What the task requires: Leave out the pictures and reproduce all of the data exactly.

Rows:
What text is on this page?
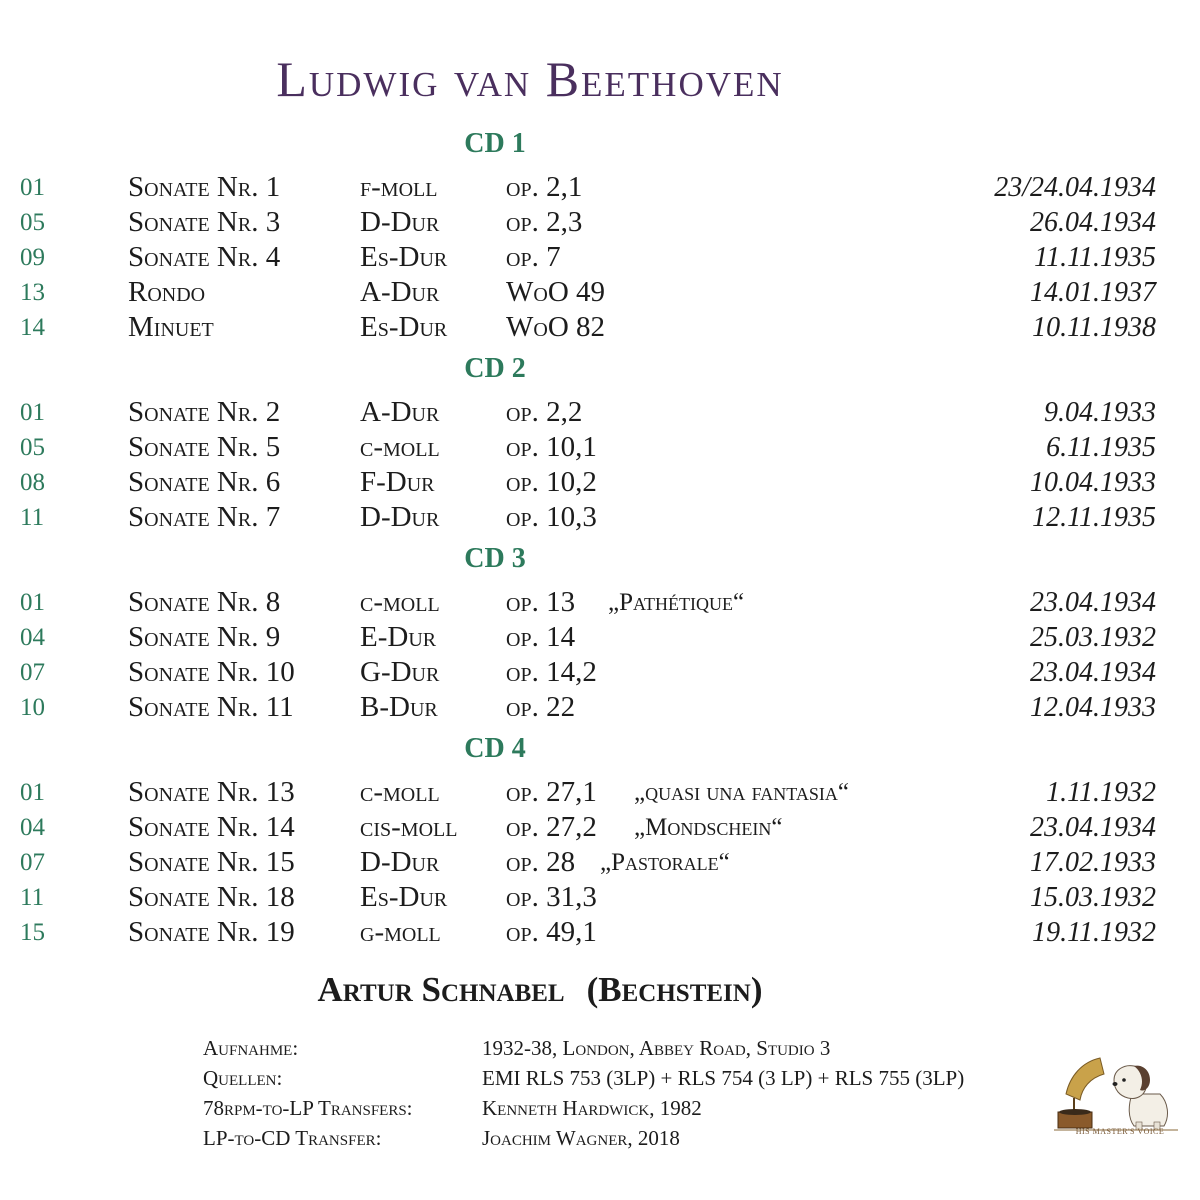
Ludwig van Beethoven
CD 1
01	Sonate Nr. 1	f-moll op. 2,1	23/24.04.1934
05	Sonate Nr. 3	D-Dur op. 2,3	26.04.1934
09	Sonate Nr. 4	Es-Dur op. 7	11.11.1935
13	Rondo	A-Dur WoO 49	14.01.1937
14	Minuet	Es-Dur WoO 82	10.11.1938
CD 2
01	Sonate Nr. 2	A-Dur op. 2,2	9.04.1933
05	Sonate Nr. 5	c-moll op. 10,1	6.11.1935
08	Sonate Nr. 6	F-Dur op. 10,2	10.04.1933
11	Sonate Nr. 7	D-Dur op. 10,3	12.11.1935
CD 3
01	Sonate Nr. 8	c-moll op. 13 „Pathétique“	23.04.1934
04	Sonate Nr. 9	E-Dur op. 14	25.03.1932
07	Sonate Nr. 10 G-Dur op. 14,2	23.04.1934
10	Sonate Nr. 11 B-Dur op. 22	12.04.1933
CD 4
01	Sonate Nr. 13 c-moll op. 27,1 „quasi una fantasia“	1.11.1932
04	Sonate Nr. 14 cis-moll op. 27,2 „Mondschein“	23.04.1934
07	Sonate Nr. 15 D-Dur op. 28 „Pastorale“	17.02.1933
11	Sonate Nr. 18 Es-Dur op. 31,3	15.03.1932
15	Sonate Nr. 19 g-moll op. 49,1	19.11.1932
Artur Schnabel (Bechstein)
Aufnahme:	1932-38, London, Abbey Road, Studio 3
Quellen:	EMI RLS 753 (3LP) + RLS 754 (3 LP) + RLS 755 (3LP)
78rpm-to-LP Transfers:	Kenneth Hardwick, 1982
LP-to-CD Transfer:	Joachim Wagner, 2018	HIS MASTER'S VOICE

Result for this task:
What text is on this page?
Ludwig van Beethoven
CD 1
01	Sonate Nr. 1	f-moll op. 2,1	23/24.04.1934
05	Sonate Nr. 3	D-Dur op. 2,3	26.04.1934
09	Sonate Nr. 4	Es-Dur op. 7	11.11.1935
13	Rondo	A-Dur WoO 49	14.01.1937
14	Minuet	Es-Dur WoO 82	10.11.1938
CD 2
01	Sonate Nr. 2	A-Dur op. 2,2	9.04.1933
05	Sonate Nr. 5	c-moll op. 10,1	6.11.1935
08	Sonate Nr. 6	F-Dur op. 10,2	10.04.1933
11	Sonate Nr. 7	D-Dur op. 10,3	12.11.1935
CD 3
01	Sonate Nr. 8	c-moll op. 13 „Pathétique“	23.04.1934
04	Sonate Nr. 9	E-Dur op. 14	25.03.1932
07	Sonate Nr. 10 G-Dur op. 14,2	23.04.1934
10	Sonate Nr. 11 B-Dur op. 22	12.04.1933
CD 4
01	Sonate Nr. 13 c-moll op. 27,1 „quasi una fantasia“	1.11.1932
04	Sonate Nr. 14 cis-moll op. 27,2 „Mondschein“	23.04.1934
07	Sonate Nr. 15 D-Dur op. 28 „Pastorale“	17.02.1933
11	Sonate Nr. 18 Es-Dur op. 31,3	15.03.1932
15	Sonate Nr. 19 g-moll op. 49,1	19.11.1932
Artur Schnabel (Bechstein)
Aufnahme:	1932-38, London, Abbey Road, Studio 3
Quellen:	EMI RLS 753 (3LP) + RLS 754 (3 LP) + RLS 755 (3LP)
78rpm-to-LP Transfers:	Kenneth Hardwick, 1982
LP-to-CD Transfer:	Joachim Wagner, 2018	HIS MASTER'S VOICE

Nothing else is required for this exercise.